_EXERCISE REQUIREMENTS_
From the entries below, list each line with "down".

_INFORMATION GIVEN_
* START *

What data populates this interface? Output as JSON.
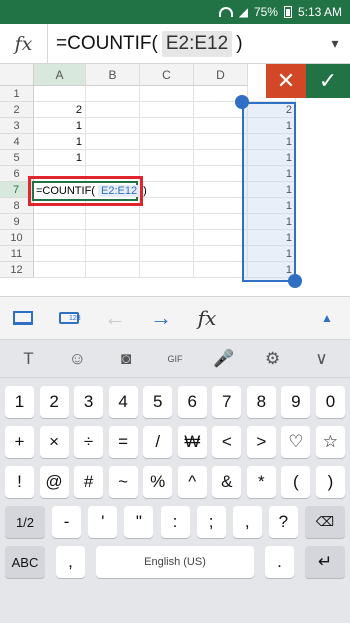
{
  "status": {
    "battery": "75%",
    "time": "5:13 AM"
  },
  "formula_bar": {
    "fx_label": "fx",
    "prefix": "=COUNTIF(",
    "range": "E2:E12",
    "suffix": ")",
    "dropdown_icon": "chevron-down-icon"
  },
  "sheet": {
    "columns": [
      "A",
      "B",
      "C",
      "D"
    ],
    "rows": [
      "1",
      "2",
      "3",
      "4",
      "5",
      "6",
      "7",
      "8",
      "9",
      "10",
      "11",
      "12"
    ],
    "column_a_values": [
      "",
      "2",
      "1",
      "1",
      "1",
      "",
      "",
      "",
      "",
      "",
      "",
      ""
    ],
    "column_e_values": [
      "",
      "2",
      "1",
      "1",
      "1",
      "1",
      "1",
      "1",
      "1",
      "1",
      "1",
      "1"
    ],
    "active_row": "7",
    "active_column": "A",
    "edit_cell": {
      "prefix": "=COUNTIF(",
      "range": "E2:E12",
      "suffix": ")"
    }
  },
  "actions": {
    "cancel": "✕",
    "confirm": "✓"
  },
  "toolbar": {
    "fx_label": "fx",
    "kbd_tag": "123",
    "expand": "▲"
  },
  "keyboard": {
    "suggest_icons": [
      "translate-icon",
      "emoji-icon",
      "sticker-icon",
      "gif-icon",
      "mic-icon",
      "settings-icon",
      "chevron-down-icon"
    ],
    "suggest_glyphs": [
      "T",
      "☺",
      "◙",
      "GIF",
      "🎤",
      "⚙",
      "∨"
    ],
    "row1": [
      "1",
      "2",
      "3",
      "4",
      "5",
      "6",
      "7",
      "8",
      "9",
      "0"
    ],
    "row2": [
      "+",
      "×",
      "÷",
      "=",
      "/",
      "₩",
      "<",
      ">",
      "♡",
      "☆"
    ],
    "row3": [
      "!",
      "@",
      "#",
      "~",
      "%",
      "^",
      "&",
      "*",
      "(",
      ")"
    ],
    "row4": [
      "1/2",
      "-",
      "'",
      "\"",
      ":",
      ";",
      ",",
      "?",
      "⌫"
    ],
    "row5": {
      "abc": "ABC",
      "comma": ",",
      "space": "English (US)",
      "dot": ".",
      "enter": "↵"
    }
  }
}
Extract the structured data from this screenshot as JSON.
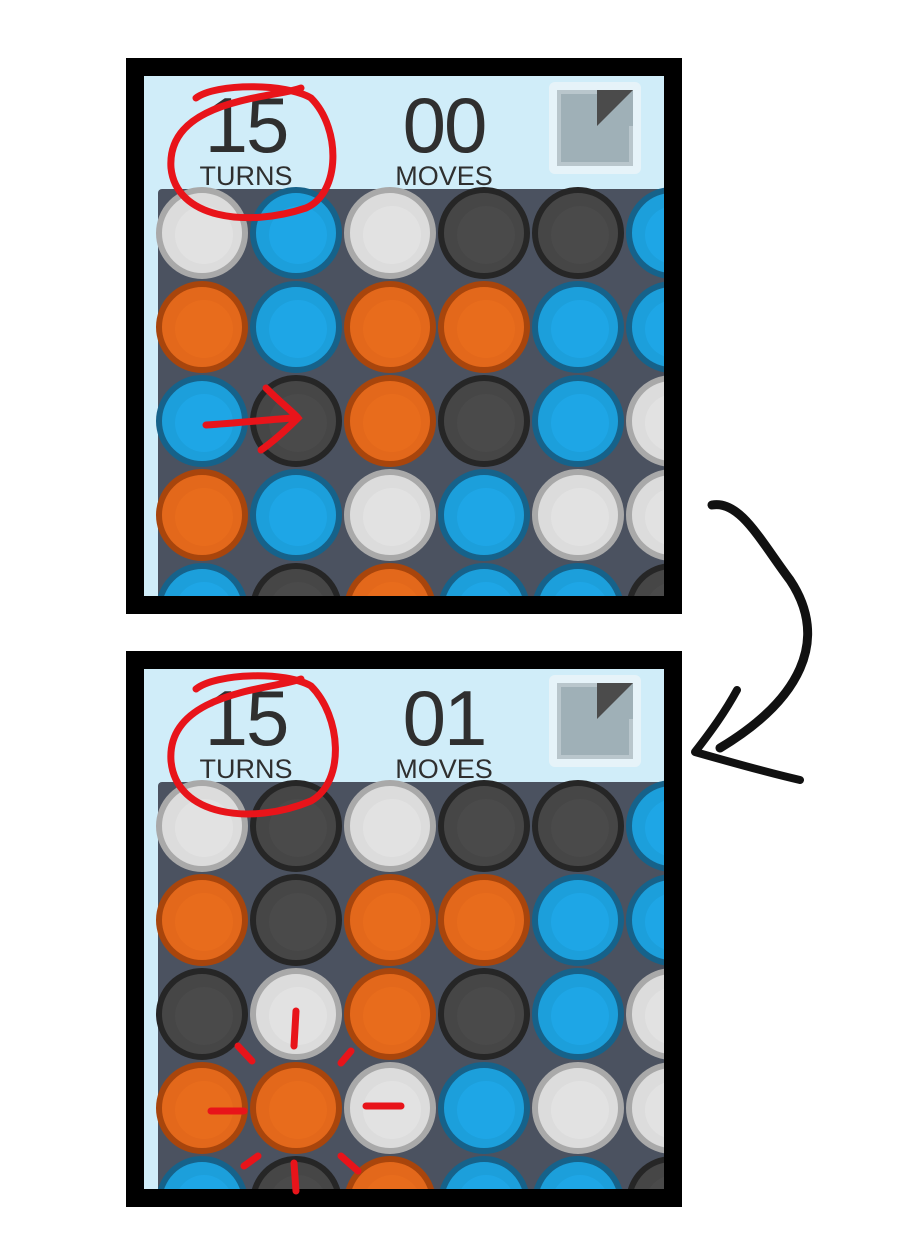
{
  "before": {
    "turns": {
      "value": "15",
      "label": "TURNS"
    },
    "moves": {
      "value": "00",
      "label": "MOVES"
    }
  },
  "after": {
    "turns": {
      "value": "15",
      "label": "TURNS"
    },
    "moves": {
      "value": "01",
      "label": "MOVES"
    }
  },
  "icons": {
    "menu": "menu-corner-icon",
    "transition": "curved-arrow-icon",
    "swap": "arrow-right-icon",
    "burst": "burst-icon"
  },
  "colors": {
    "white": "#dcdcdc",
    "blue": "#1ea6e6",
    "orange": "#e86c1c",
    "dark": "#4a4a4a",
    "annotation": "#e8141a"
  },
  "board_before": [
    [
      "white",
      "blue",
      "white",
      "dark",
      "dark",
      "blue"
    ],
    [
      "orange",
      "blue",
      "orange",
      "orange",
      "blue",
      "blue"
    ],
    [
      "blue",
      "dark",
      "orange",
      "dark",
      "blue",
      "white"
    ],
    [
      "orange",
      "blue",
      "white",
      "blue",
      "white",
      "white"
    ],
    [
      "blue",
      "dark",
      "orange",
      "blue",
      "blue",
      "dark"
    ]
  ],
  "board_after": [
    [
      "white",
      "dark",
      "white",
      "dark",
      "dark",
      "blue"
    ],
    [
      "orange",
      "dark",
      "orange",
      "orange",
      "blue",
      "blue"
    ],
    [
      "dark",
      "white",
      "orange",
      "dark",
      "blue",
      "white"
    ],
    [
      "orange",
      "orange",
      "white",
      "blue",
      "white",
      "white"
    ],
    [
      "blue",
      "dark",
      "orange",
      "blue",
      "blue",
      "dark"
    ]
  ]
}
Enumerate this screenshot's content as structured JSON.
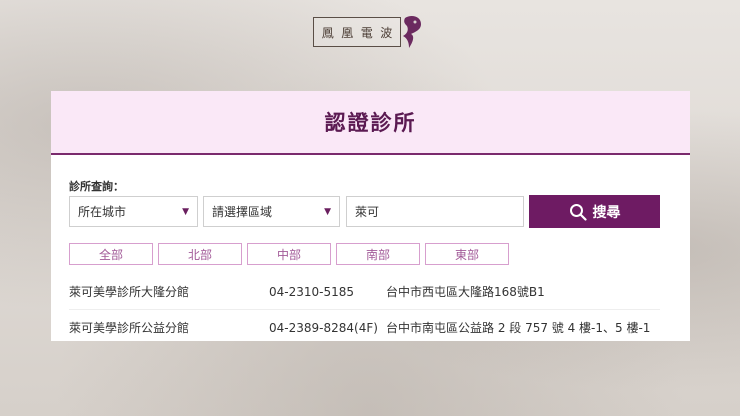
{
  "logo": {
    "chars": [
      "鳳",
      "凰",
      "電",
      "波"
    ]
  },
  "page_title": "認證診所",
  "filter": {
    "label": "診所查詢：",
    "city_select": "所在城市",
    "area_select": "請選擇區域",
    "keyword_value": "萊可",
    "search_button": "搜尋"
  },
  "regions": [
    "全部",
    "北部",
    "中部",
    "南部",
    "東部"
  ],
  "clinics": [
    {
      "name": "萊可美學診所大隆分館",
      "phone": "04-2310-5185",
      "address": "台中市西屯區大隆路168號B1"
    },
    {
      "name": "萊可美學診所公益分館",
      "phone": "04-2389-8284(4F)",
      "address": "台中市南屯區公益路 2 段 757 號 4 樓-1、5 樓-1"
    }
  ],
  "colors": {
    "accent": "#6e1b63",
    "header_bg": "#fae8f7",
    "region_border": "#d79fce"
  }
}
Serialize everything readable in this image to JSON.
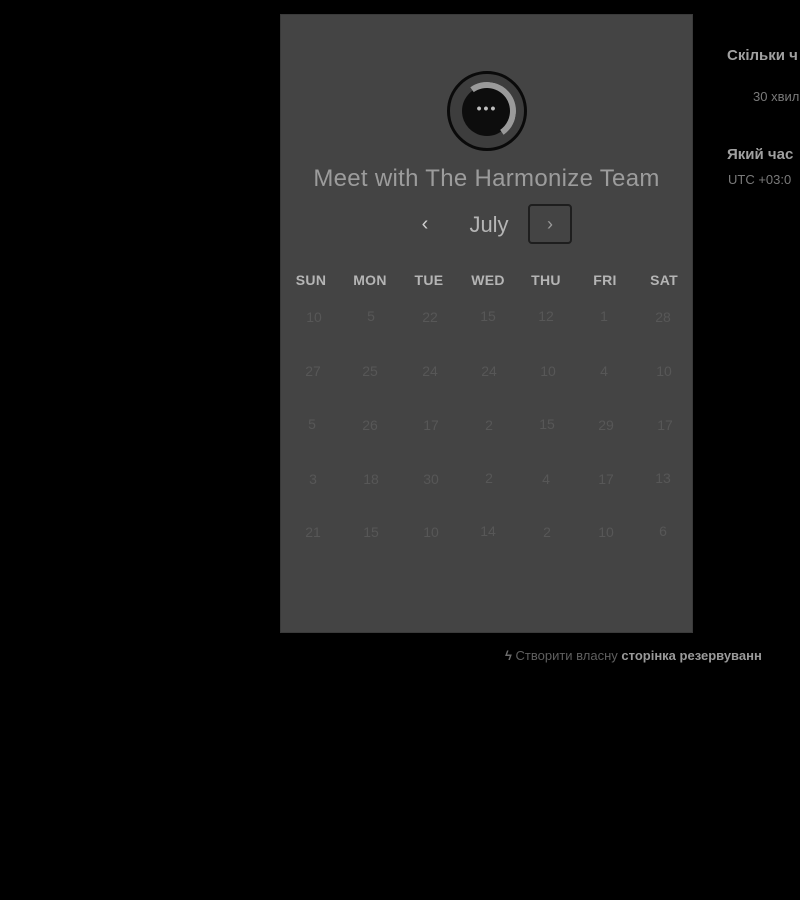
{
  "card": {
    "logo_glyph": "•••",
    "title": "Meet with The Harmonize Team",
    "month": "July",
    "prev_glyph": "‹",
    "next_glyph": "›"
  },
  "weekdays": [
    "SUN",
    "MON",
    "TUE",
    "WED",
    "THU",
    "FRI",
    "SAT"
  ],
  "days": [
    [
      "10",
      "5",
      "22",
      "15",
      "12",
      "1",
      "28"
    ],
    [
      "27",
      "25",
      "24",
      "24",
      "10",
      "4",
      "10"
    ],
    [
      "5",
      "26",
      "17",
      "2",
      "15",
      "29",
      "17"
    ],
    [
      "3",
      "18",
      "30",
      "2",
      "4",
      "17",
      "13"
    ],
    [
      "21",
      "15",
      "10",
      "14",
      "2",
      "10",
      "6"
    ]
  ],
  "side": {
    "duration_heading": "Скільки ч",
    "duration_value": "30 хвил",
    "time_heading": "Який час",
    "timezone": "UTC +03:0"
  },
  "footer": {
    "icon_glyph": "ϟ",
    "text": "Створити власну",
    "bold": "сторінка резервуванн"
  }
}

* END *

_WRITTEN SOLUTION_
    "dropdown_icon": "chevron-down-icon"
      "chevron-down-icon"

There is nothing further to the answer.